**Exercise objective**
In the album notes below, who is named as Kaylé Brecher's longtime guitarist?

**Quoted text**
-- Begin --

JWQ Showcase 2017

Saturday, August 27, 2016

USA: Kaylé Brecher-This Is Life(2016)


Kaylé Brecher | This Is Life
Album Notes


"It don't mean a thing if it don't mean a thing" - Kaylé Brecher

THIS IS LIFE
Intimacy is one of the most treasured elements of a rewarding musical performance. It’s a trait less likely to be achieved in the studio than in a live performance where the artist can directly interact with audience members, gauging their reactions and responding accordingly. A more evocative, enduring connection is formed when the musical relationship
between performer and patron is intimate.
This intimacy is something that vocalist Kaylé Brecher has honed over a lifetime of performance, building an uncommon gift for achieving intimacy within the recorded setting as effectively as onstage. Her selection of musical companions, among them longtime guitarist Frank Butrey and world renowned drummer Grant Calvin Weston, contributes to this warm, wonderful sense of closeness within Brecher’s artistic world.
This album presents various facets of Brecher’s creative personality, from improvisatory poems and original compositions to new twists on standard fare. Her skill at interpreting material and offering it up in new light is refreshing, as is her knack for making every syllable meaningful.

-- End --

**Provided material**

-- Begin --

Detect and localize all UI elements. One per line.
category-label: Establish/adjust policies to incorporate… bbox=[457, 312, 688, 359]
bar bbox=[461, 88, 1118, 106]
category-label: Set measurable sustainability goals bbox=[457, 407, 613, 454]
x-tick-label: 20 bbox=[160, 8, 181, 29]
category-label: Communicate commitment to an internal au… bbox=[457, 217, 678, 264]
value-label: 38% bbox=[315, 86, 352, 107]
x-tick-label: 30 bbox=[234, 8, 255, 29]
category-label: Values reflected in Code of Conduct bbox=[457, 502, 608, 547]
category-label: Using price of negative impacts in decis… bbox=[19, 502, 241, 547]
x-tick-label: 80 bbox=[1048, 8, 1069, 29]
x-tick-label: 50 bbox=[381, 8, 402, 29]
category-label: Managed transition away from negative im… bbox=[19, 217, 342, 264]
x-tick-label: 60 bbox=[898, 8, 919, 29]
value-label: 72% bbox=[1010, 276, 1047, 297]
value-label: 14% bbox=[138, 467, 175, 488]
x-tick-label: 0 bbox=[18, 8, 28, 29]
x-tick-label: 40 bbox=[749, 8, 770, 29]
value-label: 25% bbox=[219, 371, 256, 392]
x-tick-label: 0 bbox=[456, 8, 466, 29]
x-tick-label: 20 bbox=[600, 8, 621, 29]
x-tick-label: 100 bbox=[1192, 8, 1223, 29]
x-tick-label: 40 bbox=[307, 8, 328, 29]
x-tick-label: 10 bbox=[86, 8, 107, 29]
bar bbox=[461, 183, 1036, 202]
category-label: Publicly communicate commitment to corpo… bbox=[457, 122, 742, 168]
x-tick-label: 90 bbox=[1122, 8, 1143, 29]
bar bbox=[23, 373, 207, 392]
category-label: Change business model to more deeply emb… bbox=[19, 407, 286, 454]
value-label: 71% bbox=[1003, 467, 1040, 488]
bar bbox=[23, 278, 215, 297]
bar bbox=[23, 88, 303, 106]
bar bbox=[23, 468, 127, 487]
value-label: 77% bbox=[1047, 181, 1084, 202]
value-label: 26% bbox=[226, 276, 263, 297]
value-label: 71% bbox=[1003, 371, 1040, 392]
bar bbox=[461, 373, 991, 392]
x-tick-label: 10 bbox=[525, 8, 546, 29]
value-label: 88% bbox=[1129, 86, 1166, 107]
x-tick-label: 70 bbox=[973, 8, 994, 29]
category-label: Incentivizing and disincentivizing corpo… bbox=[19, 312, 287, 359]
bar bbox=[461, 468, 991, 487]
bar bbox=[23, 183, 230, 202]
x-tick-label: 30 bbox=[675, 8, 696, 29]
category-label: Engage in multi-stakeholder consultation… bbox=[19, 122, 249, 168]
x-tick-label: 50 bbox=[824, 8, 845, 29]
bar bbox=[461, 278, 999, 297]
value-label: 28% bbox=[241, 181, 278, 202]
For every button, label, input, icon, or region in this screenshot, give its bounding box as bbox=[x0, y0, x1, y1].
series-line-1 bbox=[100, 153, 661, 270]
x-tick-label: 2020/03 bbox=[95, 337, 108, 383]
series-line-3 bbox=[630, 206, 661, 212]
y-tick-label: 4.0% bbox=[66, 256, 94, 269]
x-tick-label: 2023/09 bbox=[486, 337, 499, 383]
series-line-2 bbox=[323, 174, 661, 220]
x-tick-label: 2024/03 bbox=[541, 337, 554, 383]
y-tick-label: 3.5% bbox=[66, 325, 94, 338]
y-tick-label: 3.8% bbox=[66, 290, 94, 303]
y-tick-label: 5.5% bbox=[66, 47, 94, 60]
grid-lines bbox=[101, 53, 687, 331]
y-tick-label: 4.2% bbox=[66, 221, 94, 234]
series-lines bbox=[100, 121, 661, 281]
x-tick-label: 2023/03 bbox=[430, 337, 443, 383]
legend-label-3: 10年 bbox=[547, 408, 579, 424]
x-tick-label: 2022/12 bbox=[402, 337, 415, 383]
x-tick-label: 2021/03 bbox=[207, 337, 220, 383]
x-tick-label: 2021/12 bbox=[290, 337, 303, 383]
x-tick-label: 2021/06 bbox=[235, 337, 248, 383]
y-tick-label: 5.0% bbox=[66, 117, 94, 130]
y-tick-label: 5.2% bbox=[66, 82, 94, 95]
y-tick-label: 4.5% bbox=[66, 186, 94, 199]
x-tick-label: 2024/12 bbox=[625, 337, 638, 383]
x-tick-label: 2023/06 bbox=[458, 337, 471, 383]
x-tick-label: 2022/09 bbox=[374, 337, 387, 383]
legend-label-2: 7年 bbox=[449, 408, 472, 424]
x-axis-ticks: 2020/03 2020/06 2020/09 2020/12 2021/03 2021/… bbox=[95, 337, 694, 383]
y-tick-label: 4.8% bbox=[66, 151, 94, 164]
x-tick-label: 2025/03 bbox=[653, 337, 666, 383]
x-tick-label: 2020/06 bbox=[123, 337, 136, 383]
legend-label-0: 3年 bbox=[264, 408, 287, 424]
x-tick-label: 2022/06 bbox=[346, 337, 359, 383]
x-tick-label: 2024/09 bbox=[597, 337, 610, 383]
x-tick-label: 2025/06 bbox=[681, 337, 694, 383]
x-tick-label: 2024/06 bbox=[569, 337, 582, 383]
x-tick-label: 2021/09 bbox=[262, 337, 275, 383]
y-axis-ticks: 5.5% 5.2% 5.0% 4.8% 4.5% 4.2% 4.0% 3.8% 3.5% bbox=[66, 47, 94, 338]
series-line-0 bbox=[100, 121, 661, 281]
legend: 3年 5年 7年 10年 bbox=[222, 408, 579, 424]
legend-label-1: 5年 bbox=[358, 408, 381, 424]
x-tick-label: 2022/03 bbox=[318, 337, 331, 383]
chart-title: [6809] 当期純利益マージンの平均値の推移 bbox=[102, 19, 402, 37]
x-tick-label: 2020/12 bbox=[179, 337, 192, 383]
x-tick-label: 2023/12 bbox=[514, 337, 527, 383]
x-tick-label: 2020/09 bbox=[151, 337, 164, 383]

-- End --

**The response**
Frank Butrey